The request: Reproduce all records verbatim.

-- start of Information provided --

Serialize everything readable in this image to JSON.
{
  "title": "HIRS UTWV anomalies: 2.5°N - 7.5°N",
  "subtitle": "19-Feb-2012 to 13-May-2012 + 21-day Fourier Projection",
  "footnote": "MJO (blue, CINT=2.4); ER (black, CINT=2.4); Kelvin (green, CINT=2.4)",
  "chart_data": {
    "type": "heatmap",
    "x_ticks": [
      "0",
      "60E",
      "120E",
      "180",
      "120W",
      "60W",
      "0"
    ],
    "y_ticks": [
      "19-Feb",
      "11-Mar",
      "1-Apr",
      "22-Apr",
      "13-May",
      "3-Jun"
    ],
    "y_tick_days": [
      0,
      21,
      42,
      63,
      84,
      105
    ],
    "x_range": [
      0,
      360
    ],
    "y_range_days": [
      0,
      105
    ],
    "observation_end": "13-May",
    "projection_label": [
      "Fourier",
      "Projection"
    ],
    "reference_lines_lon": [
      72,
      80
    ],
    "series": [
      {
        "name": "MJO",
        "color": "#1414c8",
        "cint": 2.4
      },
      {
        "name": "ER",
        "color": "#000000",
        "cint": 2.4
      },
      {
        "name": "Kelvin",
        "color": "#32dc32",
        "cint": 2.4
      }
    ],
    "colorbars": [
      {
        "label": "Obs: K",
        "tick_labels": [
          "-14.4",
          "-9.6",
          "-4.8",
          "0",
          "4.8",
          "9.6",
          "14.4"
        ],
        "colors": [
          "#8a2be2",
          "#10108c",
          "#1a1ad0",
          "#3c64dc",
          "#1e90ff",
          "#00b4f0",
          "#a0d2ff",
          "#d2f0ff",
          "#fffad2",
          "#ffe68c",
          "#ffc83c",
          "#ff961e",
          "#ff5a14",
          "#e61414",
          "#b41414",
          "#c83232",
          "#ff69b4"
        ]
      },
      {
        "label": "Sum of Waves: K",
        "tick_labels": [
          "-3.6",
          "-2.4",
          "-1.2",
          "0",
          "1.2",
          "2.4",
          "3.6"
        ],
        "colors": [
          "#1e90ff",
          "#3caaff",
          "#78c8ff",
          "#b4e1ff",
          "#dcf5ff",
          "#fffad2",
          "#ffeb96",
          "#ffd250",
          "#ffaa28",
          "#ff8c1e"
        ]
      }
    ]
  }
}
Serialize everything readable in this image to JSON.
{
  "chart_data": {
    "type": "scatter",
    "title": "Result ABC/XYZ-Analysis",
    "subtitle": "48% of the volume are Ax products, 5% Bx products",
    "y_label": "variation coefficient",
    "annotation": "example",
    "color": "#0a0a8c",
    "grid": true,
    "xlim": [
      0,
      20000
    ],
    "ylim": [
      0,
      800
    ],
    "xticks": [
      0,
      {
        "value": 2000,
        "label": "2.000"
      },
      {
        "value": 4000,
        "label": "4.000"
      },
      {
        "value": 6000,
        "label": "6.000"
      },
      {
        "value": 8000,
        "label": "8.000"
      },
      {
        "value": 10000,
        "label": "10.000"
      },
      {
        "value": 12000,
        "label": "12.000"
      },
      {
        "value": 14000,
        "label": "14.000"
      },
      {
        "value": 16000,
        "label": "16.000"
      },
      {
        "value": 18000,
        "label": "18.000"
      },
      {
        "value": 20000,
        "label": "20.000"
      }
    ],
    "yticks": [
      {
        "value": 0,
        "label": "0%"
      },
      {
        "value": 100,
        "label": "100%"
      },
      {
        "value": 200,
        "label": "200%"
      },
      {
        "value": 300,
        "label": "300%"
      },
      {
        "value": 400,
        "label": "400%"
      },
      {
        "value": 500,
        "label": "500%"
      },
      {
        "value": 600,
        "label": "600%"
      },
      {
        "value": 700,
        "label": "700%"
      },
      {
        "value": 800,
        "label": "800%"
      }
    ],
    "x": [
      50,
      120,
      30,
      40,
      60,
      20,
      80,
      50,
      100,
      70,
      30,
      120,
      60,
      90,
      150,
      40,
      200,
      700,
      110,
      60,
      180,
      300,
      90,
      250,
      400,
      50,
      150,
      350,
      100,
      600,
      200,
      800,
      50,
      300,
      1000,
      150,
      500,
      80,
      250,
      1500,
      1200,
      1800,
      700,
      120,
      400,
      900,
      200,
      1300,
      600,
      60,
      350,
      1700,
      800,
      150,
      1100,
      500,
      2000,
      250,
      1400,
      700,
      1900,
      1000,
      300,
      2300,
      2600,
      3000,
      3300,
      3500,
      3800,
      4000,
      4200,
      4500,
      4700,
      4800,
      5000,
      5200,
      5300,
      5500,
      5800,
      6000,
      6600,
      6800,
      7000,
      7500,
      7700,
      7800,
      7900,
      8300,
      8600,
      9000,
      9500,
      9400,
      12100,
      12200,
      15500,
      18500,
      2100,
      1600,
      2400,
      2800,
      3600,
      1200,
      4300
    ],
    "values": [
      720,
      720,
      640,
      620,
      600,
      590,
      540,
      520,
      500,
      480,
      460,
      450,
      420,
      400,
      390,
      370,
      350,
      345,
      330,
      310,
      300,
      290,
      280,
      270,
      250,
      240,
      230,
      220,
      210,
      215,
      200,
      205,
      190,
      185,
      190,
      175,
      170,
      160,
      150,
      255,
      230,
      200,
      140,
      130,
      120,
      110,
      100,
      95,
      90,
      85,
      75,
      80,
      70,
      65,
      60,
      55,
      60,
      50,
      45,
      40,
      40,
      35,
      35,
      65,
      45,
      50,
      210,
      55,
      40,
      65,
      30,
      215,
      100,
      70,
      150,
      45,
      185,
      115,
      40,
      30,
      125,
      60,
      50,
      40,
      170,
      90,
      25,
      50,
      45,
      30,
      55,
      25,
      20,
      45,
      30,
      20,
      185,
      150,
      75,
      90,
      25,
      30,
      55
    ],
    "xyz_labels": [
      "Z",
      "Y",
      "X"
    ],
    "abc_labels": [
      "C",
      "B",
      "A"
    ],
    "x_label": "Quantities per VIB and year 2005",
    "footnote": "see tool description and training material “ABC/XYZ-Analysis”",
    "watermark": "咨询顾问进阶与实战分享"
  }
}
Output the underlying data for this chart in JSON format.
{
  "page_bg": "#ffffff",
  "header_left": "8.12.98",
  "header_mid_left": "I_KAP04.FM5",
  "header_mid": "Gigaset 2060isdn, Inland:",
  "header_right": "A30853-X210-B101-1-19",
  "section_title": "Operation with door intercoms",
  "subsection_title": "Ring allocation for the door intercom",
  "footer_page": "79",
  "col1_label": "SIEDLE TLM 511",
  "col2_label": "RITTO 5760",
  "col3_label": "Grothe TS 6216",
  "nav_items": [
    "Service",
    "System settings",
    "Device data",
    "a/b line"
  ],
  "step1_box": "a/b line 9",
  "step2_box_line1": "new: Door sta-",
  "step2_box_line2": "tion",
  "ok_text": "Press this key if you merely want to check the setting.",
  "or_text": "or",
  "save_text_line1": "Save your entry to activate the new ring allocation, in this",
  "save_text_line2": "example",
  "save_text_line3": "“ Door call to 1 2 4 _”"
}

-- end of Information provided --

Response:
Serialize everything readable in this image to JSON.
{
  "title": "HIRS UTWV anomalies: 2.5°N - 7.5°N",
  "subtitle": "19-Feb-2012 to 13-May-2012 + 21-day Fourier Projection",
  "footnote": "MJO (blue, CINT=2.4); ER (black, CINT=2.4); Kelvin (green, CINT=2.4)",
  "chart_data": {
    "type": "heatmap",
    "x_ticks": [
      "0",
      "60E",
      "120E",
      "180",
      "120W",
      "60W",
      "0"
    ],
    "y_ticks": [
      "19-Feb",
      "11-Mar",
      "1-Apr",
      "22-Apr",
      "13-May",
      "3-Jun"
    ],
    "y_tick_days": [
      0,
      21,
      42,
      63,
      84,
      105
    ],
    "x_range": [
      0,
      360
    ],
    "y_range_days": [
      0,
      105
    ],
    "observation_end": "13-May",
    "projection_label": [
      "Fourier",
      "Projection"
    ],
    "reference_lines_lon": [
      72,
      80
    ],
    "series": [
      {
        "name": "MJO",
        "color": "#1414c8",
        "cint": 2.4
      },
      {
        "name": "ER",
        "color": "#000000",
        "cint": 2.4
      },
      {
        "name": "Kelvin",
        "color": "#32dc32",
        "cint": 2.4
      }
    ],
    "colorbars": [
      {
        "label": "Obs: K",
        "tick_labels": [
          "-14.4",
          "-9.6",
          "-4.8",
          "0",
          "4.8",
          "9.6",
          "14.4"
        ],
        "colors": [
          "#8a2be2",
          "#10108c",
          "#1a1ad0",
          "#3c64dc",
          "#1e90ff",
          "#00b4f0",
          "#a0d2ff",
          "#d2f0ff",
          "#fffad2",
          "#ffe68c",
          "#ffc83c",
          "#ff961e",
          "#ff5a14",
          "#e61414",
          "#b41414",
          "#c83232",
          "#ff69b4"
        ]
      },
      {
        "label": "Sum of Waves: K",
        "tick_labels": [
          "-3.6",
          "-2.4",
          "-1.2",
          "0",
          "1.2",
          "2.4",
          "3.6"
        ],
        "colors": [
          "#1e90ff",
          "#3caaff",
          "#78c8ff",
          "#b4e1ff",
          "#dcf5ff",
          "#fffad2",
          "#ffeb96",
          "#ffd250",
          "#ffaa28",
          "#ff8c1e"
        ]
      }
    ]
  }
}
Serialize everything readable in this image to JSON.
{
  "chart_data": {
    "type": "scatter",
    "title": "Result ABC/XYZ-Analysis",
    "subtitle": "48% of the volume are Ax products, 5% Bx products",
    "y_label": "variation coefficient",
    "annotation": "example",
    "color": "#0a0a8c",
    "grid": true,
    "xlim": [
      0,
      20000
    ],
    "ylim": [
      0,
      800
    ],
    "xticks": [
      0,
      {
        "value": 2000,
        "label": "2.000"
      },
      {
        "value": 4000,
        "label": "4.000"
      },
      {
        "value": 6000,
        "label": "6.000"
      },
      {
        "value": 8000,
        "label": "8.000"
      },
      {
        "value": 10000,
        "label": "10.000"
      },
      {
        "value": 12000,
        "label": "12.000"
      },
      {
        "value": 14000,
        "label": "14.000"
      },
      {
        "value": 16000,
        "label": "16.000"
      },
      {
        "value": 18000,
        "label": "18.000"
      },
      {
        "value": 20000,
        "label": "20.000"
      }
    ],
    "yticks": [
      {
        "value": 0,
        "label": "0%"
      },
      {
        "value": 100,
        "label": "100%"
      },
      {
        "value": 200,
        "label": "200%"
      },
      {
        "value": 300,
        "label": "300%"
      },
      {
        "value": 400,
        "label": "400%"
      },
      {
        "value": 500,
        "label": "500%"
      },
      {
        "value": 600,
        "label": "600%"
      },
      {
        "value": 700,
        "label": "700%"
      },
      {
        "value": 800,
        "label": "800%"
      }
    ],
    "x": [
      50,
      120,
      30,
      40,
      60,
      20,
      80,
      50,
      100,
      70,
      30,
      120,
      60,
      90,
      150,
      40,
      200,
      700,
      110,
      60,
      180,
      300,
      90,
      250,
      400,
      50,
      150,
      350,
      100,
      600,
      200,
      800,
      50,
      300,
      1000,
      150,
      500,
      80,
      250,
      1500,
      1200,
      1800,
      700,
      120,
      400,
      900,
      200,
      1300,
      600,
      60,
      350,
      1700,
      800,
      150,
      1100,
      500,
      2000,
      250,
      1400,
      700,
      1900,
      1000,
      300,
      2300,
      2600,
      3000,
      3300,
      3500,
      3800,
      4000,
      4200,
      4500,
      4700,
      4800,
      5000,
      5200,
      5300,
      5500,
      5800,
      6000,
      6600,
      6800,
      7000,
      7500,
      7700,
      7800,
      7900,
      8300,
      8600,
      9000,
      9500,
      9400,
      12100,
      12200,
      15500,
      18500,
      2100,
      1600,
      2400,
      2800,
      3600,
      1200,
      4300
    ],
    "values": [
      720,
      720,
      640,
      620,
      600,
      590,
      540,
      520,
      500,
      480,
      460,
      450,
      420,
      400,
      390,
      370,
      350,
      345,
      330,
      310,
      300,
      290,
      280,
      270,
      250,
      240,
      230,
      220,
      210,
      215,
      200,
      205,
      190,
      185,
      190,
      175,
      170,
      160,
      150,
      255,
      230,
      200,
      140,
      130,
      120,
      110,
      100,
      95,
      90,
      85,
      75,
      80,
      70,
      65,
      60,
      55,
      60,
      50,
      45,
      40,
      40,
      35,
      35,
      65,
      45,
      50,
      210,
      55,
      40,
      65,
      30,
      215,
      100,
      70,
      150,
      45,
      185,
      115,
      40,
      30,
      125,
      60,
      50,
      40,
      170,
      90,
      25,
      50,
      45,
      30,
      55,
      25,
      20,
      45,
      30,
      20,
      185,
      150,
      75,
      90,
      25,
      30,
      55
    ],
    "xyz_labels": [
      "Z",
      "Y",
      "X"
    ],
    "abc_labels": [
      "C",
      "B",
      "A"
    ],
    "x_label": "Quantities per VIB and year 2005",
    "footnote": "see tool description and training material “ABC/XYZ-Analysis”",
    "watermark": "咨询顾问进阶与实战分享"
  }
}
Output the underlying data for this chart in JSON format.
{
  "page_bg": "#ffffff",
  "header_left": "8.12.98",
  "header_mid_left": "I_KAP04.FM5",
  "header_mid": "Gigaset 2060isdn, Inland:",
  "header_right": "A30853-X210-B101-1-19",
  "section_title": "Operation with door intercoms",
  "subsection_title": "Ring allocation for the door intercom",
  "footer_page": "79",
  "col1_label": "SIEDLE TLM 511",
  "col2_label": "RITTO 5760",
  "col3_label": "Grothe TS 6216",
  "nav_items": [
    "Service",
    "System settings",
    "Device data",
    "a/b line"
  ],
  "step1_box": "a/b line 9",
  "step2_box_line1": "new: Door sta-",
  "step2_box_line2": "tion",
  "ok_text": "Press this key if you merely want to check the setting.",
  "or_text": "or",
  "save_text_line1": "Save your entry to activate the new ring allocation, in this",
  "save_text_line2": "example",
  "save_text_line3": "“ Door call to 1 2 4 _”"
}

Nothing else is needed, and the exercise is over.